* begin Supplied records *
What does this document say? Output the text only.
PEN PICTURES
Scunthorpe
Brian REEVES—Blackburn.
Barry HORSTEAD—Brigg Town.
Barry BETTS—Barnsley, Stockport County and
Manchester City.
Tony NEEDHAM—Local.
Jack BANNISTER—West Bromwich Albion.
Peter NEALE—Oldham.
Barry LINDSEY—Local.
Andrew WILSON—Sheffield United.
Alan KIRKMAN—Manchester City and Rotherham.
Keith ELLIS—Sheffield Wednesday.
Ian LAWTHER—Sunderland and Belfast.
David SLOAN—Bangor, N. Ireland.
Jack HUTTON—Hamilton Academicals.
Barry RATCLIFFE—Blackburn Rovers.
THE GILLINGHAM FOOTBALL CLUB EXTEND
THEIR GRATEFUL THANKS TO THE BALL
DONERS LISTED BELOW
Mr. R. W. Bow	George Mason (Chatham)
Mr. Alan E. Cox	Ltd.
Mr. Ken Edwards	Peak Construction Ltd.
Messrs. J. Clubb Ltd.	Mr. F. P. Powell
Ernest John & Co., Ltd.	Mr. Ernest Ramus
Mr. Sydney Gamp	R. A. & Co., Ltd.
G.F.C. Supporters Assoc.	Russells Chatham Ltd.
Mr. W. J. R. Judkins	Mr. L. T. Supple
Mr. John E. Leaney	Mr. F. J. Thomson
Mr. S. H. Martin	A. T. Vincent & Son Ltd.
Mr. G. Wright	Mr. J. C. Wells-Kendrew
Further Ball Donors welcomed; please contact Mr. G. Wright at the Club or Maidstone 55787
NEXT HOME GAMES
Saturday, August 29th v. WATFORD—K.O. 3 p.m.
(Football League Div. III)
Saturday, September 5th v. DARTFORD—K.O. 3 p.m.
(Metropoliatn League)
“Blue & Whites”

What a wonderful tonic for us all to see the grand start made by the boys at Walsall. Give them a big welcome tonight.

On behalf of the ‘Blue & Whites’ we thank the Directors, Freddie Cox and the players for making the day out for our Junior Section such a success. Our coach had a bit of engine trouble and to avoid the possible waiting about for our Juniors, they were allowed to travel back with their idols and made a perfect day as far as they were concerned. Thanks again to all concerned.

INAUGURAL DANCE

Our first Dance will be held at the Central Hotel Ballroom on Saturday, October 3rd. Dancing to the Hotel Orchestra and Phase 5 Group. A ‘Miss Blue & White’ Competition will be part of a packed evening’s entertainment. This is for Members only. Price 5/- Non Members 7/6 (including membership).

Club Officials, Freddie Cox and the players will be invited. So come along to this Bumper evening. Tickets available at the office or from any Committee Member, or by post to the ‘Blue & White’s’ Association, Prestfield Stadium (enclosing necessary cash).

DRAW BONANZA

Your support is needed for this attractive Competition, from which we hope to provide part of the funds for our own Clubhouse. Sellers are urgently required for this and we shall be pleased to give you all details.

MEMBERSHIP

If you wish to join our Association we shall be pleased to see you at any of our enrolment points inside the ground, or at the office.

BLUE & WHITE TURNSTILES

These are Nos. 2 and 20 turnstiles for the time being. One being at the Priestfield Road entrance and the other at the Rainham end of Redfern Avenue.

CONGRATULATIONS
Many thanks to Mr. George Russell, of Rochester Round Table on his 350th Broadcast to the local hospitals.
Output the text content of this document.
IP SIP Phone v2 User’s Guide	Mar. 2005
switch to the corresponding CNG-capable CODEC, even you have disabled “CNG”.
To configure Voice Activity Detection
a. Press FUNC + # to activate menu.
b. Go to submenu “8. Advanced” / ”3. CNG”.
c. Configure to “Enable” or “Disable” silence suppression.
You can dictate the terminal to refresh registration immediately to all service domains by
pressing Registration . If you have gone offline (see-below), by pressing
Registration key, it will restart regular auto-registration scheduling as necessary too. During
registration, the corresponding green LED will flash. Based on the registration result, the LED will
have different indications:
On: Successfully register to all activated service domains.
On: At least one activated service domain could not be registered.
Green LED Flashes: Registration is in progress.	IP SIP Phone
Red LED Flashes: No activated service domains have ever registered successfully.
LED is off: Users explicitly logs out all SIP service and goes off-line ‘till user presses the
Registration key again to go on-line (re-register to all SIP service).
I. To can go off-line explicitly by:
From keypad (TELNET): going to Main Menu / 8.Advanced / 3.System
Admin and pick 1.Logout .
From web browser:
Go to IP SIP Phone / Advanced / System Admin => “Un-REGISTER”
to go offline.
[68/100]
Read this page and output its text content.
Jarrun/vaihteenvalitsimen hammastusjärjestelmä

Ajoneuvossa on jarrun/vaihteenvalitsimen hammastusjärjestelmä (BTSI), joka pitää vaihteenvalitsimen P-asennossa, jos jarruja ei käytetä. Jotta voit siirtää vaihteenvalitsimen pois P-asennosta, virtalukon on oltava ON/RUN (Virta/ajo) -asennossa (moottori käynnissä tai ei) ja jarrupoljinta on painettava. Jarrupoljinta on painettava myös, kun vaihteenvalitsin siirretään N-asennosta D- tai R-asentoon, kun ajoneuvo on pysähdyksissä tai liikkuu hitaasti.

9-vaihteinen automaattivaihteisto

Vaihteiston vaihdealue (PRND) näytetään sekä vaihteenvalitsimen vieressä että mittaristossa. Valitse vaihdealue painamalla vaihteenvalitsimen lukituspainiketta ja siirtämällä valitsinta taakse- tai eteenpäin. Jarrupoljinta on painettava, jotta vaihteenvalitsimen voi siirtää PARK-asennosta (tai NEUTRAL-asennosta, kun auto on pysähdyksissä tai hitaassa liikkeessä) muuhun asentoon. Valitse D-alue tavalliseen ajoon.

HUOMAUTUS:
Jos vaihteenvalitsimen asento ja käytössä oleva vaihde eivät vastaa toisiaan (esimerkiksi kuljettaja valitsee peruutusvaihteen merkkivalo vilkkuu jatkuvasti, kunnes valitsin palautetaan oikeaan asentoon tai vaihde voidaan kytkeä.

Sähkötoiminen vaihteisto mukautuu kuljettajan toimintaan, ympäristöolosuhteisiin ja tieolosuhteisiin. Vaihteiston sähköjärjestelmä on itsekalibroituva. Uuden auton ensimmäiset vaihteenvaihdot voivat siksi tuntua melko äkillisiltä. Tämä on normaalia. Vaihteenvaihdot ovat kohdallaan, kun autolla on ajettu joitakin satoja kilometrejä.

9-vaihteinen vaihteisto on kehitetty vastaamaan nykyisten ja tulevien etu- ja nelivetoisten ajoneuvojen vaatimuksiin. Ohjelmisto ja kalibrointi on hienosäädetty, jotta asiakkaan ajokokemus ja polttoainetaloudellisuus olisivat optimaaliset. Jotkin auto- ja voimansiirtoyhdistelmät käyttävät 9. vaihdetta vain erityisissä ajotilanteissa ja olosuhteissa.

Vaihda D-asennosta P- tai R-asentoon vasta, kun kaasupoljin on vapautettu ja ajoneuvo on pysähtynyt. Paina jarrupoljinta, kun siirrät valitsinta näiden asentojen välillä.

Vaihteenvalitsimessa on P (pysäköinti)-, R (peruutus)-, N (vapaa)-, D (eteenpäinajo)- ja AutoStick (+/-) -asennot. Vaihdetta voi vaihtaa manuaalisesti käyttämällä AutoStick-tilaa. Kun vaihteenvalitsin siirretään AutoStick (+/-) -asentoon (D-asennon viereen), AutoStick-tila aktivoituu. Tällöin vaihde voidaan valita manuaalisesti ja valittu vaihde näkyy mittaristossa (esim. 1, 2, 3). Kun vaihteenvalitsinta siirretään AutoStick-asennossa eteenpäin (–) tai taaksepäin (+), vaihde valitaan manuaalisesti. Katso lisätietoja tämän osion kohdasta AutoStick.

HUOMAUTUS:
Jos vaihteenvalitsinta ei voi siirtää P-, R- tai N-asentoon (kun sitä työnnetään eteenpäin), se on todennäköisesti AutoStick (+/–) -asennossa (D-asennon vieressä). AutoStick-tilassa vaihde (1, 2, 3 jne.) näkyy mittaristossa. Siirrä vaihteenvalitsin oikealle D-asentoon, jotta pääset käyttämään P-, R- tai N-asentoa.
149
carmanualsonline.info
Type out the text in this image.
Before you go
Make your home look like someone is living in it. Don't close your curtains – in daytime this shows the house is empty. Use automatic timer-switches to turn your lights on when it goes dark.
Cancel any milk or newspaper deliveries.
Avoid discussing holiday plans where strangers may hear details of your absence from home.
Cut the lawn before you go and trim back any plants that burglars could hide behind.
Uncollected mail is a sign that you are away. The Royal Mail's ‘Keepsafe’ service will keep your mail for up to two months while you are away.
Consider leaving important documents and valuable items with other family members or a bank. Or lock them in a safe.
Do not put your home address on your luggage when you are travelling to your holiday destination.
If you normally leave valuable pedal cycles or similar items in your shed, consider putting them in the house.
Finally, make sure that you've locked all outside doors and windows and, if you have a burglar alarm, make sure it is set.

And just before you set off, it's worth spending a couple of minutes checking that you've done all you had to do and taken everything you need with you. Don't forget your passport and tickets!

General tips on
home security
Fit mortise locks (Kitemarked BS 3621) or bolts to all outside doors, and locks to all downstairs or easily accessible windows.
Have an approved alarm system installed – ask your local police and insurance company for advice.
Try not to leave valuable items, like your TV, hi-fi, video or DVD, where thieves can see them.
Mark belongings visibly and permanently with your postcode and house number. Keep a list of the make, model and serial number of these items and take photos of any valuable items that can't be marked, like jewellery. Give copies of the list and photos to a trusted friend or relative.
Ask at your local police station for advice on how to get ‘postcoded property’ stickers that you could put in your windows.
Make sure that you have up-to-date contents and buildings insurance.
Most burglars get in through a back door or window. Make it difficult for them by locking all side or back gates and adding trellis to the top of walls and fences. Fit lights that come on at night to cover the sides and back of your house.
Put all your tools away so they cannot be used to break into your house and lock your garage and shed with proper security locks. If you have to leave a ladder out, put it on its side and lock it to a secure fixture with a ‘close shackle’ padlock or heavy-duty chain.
* end Supplied records *
From the material above, copy each line that includes the word "Sheffield".

Andrew WILSON—Sheffield United.
Keith ELLIS—Sheffield Wednesday.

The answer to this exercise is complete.